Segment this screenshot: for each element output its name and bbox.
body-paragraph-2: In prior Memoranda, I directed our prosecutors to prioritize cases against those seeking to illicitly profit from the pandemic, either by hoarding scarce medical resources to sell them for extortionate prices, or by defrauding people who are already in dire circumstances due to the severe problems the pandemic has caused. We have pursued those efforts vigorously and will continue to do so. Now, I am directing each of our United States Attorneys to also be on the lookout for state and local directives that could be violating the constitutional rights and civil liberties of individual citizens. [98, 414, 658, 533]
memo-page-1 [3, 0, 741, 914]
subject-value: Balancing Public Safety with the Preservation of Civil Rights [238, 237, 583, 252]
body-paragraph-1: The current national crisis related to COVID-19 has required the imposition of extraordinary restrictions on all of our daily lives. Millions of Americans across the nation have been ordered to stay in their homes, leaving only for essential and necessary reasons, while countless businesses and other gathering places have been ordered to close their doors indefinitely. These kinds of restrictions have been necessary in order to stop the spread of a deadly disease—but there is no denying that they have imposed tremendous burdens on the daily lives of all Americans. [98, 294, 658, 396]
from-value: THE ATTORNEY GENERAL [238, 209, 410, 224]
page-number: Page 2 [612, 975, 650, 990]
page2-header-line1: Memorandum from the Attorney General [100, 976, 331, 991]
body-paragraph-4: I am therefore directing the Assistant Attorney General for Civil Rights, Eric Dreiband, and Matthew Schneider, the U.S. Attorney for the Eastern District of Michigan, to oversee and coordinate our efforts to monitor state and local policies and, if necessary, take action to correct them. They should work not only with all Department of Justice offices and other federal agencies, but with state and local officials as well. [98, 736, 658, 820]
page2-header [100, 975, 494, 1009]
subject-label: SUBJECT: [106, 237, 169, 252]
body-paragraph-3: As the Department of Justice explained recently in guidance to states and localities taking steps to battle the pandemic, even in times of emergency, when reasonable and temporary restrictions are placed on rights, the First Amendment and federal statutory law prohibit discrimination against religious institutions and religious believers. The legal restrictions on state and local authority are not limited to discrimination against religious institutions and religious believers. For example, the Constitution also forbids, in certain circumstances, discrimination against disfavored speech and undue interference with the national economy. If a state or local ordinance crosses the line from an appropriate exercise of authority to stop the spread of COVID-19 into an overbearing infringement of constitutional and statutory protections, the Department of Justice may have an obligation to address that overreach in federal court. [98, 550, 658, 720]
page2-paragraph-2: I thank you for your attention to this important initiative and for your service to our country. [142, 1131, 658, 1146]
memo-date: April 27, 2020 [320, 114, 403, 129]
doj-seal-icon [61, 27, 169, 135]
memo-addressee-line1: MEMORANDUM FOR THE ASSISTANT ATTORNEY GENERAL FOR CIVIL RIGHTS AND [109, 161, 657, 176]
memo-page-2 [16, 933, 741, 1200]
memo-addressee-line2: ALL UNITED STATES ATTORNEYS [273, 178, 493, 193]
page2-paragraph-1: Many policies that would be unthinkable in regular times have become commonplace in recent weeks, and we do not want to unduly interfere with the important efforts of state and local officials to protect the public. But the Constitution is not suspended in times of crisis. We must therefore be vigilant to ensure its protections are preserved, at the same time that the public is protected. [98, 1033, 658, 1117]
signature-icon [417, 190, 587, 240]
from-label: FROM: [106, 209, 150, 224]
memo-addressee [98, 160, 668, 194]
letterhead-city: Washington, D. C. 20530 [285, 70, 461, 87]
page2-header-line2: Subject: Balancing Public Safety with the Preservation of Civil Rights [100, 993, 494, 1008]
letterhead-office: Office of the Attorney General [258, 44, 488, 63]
* * *
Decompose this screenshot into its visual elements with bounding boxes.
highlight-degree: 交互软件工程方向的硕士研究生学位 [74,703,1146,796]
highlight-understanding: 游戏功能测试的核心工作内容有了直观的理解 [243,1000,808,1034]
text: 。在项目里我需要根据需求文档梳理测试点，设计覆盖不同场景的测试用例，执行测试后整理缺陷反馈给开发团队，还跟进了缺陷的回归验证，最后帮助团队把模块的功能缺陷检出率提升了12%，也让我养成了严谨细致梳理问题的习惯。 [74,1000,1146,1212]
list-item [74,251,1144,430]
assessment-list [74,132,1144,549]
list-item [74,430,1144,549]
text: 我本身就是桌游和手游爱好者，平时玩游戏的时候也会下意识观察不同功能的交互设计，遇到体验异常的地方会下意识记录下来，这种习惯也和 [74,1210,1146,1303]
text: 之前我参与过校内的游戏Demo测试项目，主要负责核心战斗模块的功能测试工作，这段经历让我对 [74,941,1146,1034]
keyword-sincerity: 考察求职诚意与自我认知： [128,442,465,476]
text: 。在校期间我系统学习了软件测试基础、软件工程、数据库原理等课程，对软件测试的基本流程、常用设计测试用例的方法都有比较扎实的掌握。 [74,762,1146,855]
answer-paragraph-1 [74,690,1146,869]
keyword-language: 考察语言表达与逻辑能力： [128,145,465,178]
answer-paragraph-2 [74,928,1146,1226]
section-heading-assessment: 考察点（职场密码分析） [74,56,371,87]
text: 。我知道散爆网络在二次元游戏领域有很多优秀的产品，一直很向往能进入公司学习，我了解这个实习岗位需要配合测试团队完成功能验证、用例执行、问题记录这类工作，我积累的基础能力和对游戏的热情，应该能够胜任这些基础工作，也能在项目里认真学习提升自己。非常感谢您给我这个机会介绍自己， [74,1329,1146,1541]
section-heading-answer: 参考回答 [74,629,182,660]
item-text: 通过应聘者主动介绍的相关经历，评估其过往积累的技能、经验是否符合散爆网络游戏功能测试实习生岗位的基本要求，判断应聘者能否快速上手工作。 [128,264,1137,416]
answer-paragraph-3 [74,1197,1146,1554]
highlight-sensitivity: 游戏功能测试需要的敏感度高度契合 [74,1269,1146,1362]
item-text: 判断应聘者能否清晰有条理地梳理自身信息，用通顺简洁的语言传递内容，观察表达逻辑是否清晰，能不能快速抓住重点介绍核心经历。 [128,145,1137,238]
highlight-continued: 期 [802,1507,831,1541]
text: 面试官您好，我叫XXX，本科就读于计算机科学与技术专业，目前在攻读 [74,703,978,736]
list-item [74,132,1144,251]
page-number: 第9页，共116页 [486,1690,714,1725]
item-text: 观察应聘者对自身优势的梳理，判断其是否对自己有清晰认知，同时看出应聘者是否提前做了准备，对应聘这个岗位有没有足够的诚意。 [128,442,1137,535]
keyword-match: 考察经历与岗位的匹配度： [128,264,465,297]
...
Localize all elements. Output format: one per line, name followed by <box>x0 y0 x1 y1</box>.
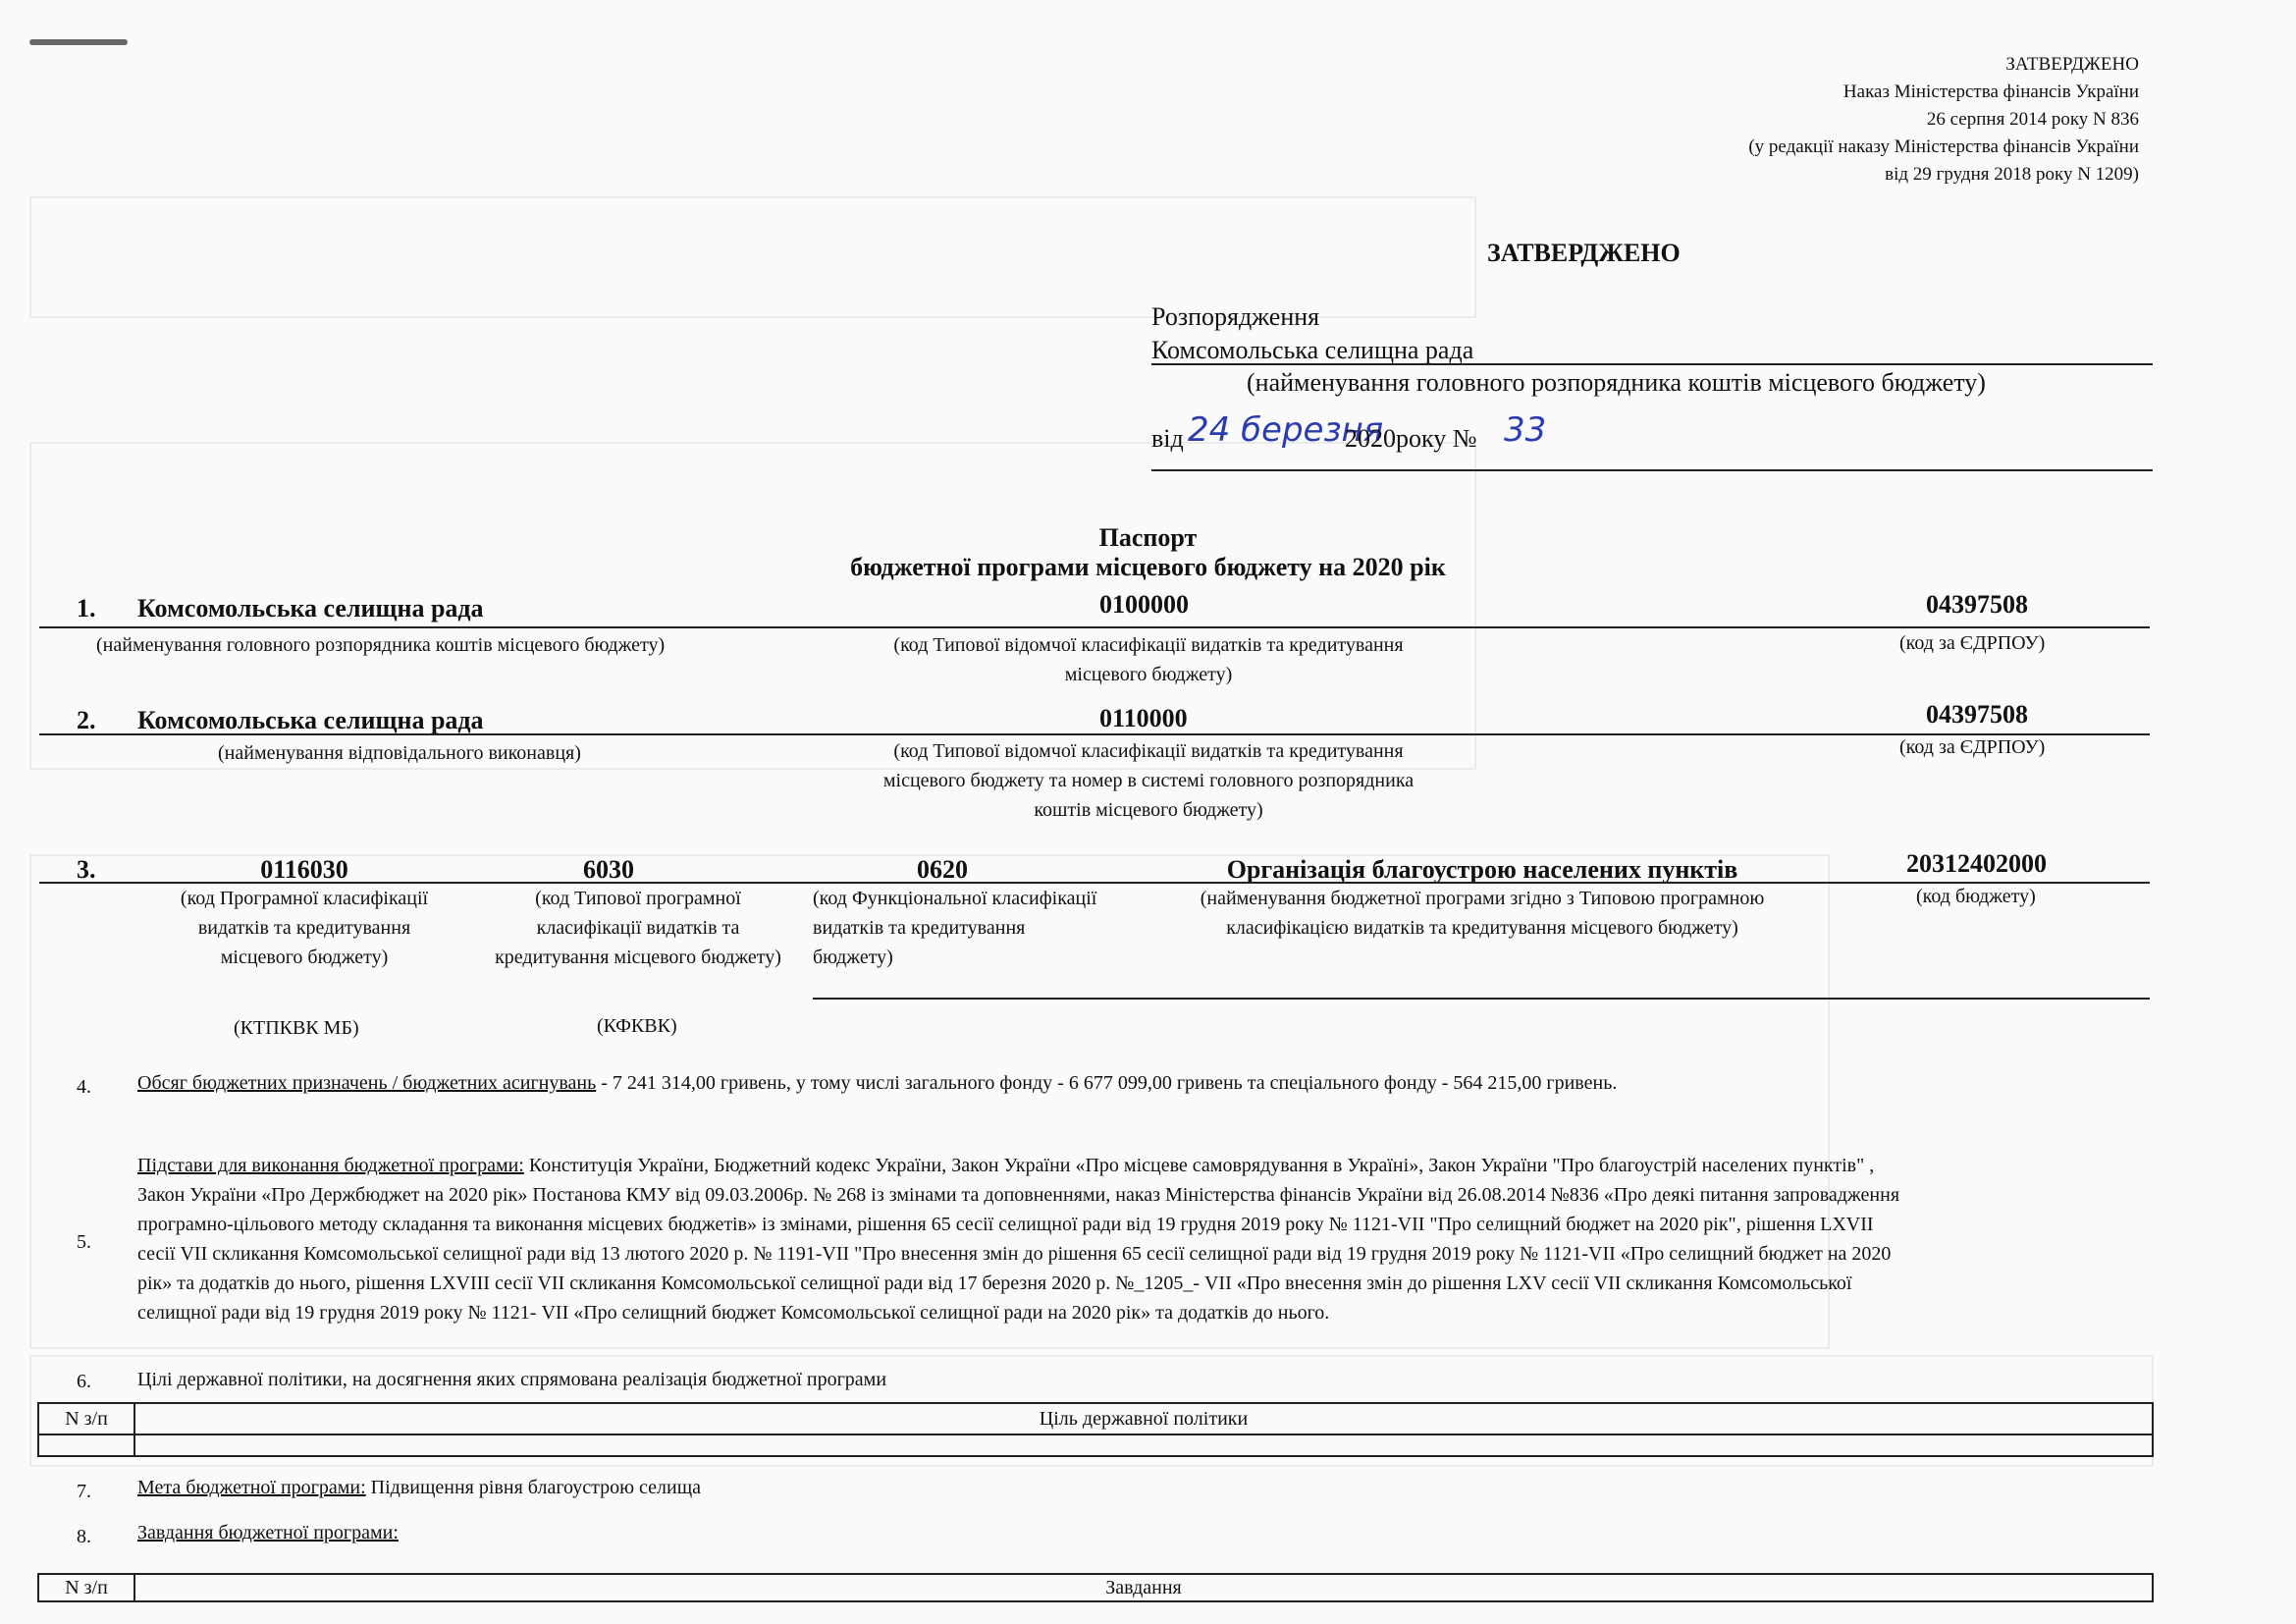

EXERCISE INSTRUCTIONS: Filter the entries above, keeping every line that contains the string "highlight".

ANSWER TO THIS EXERCISE:
highlight-degree: 交互软件工程方向的硕士研究生学位 [74,703,1146,796]
highlight-understanding: 游戏功能测试的核心工作内容有了直观的理解 [243,1000,808,1034]
highlight-sensitivity: 游戏功能测试需要的敏感度高度契合 [74,1269,1146,1362]
highlight-continued: 期 [802,1507,831,1541]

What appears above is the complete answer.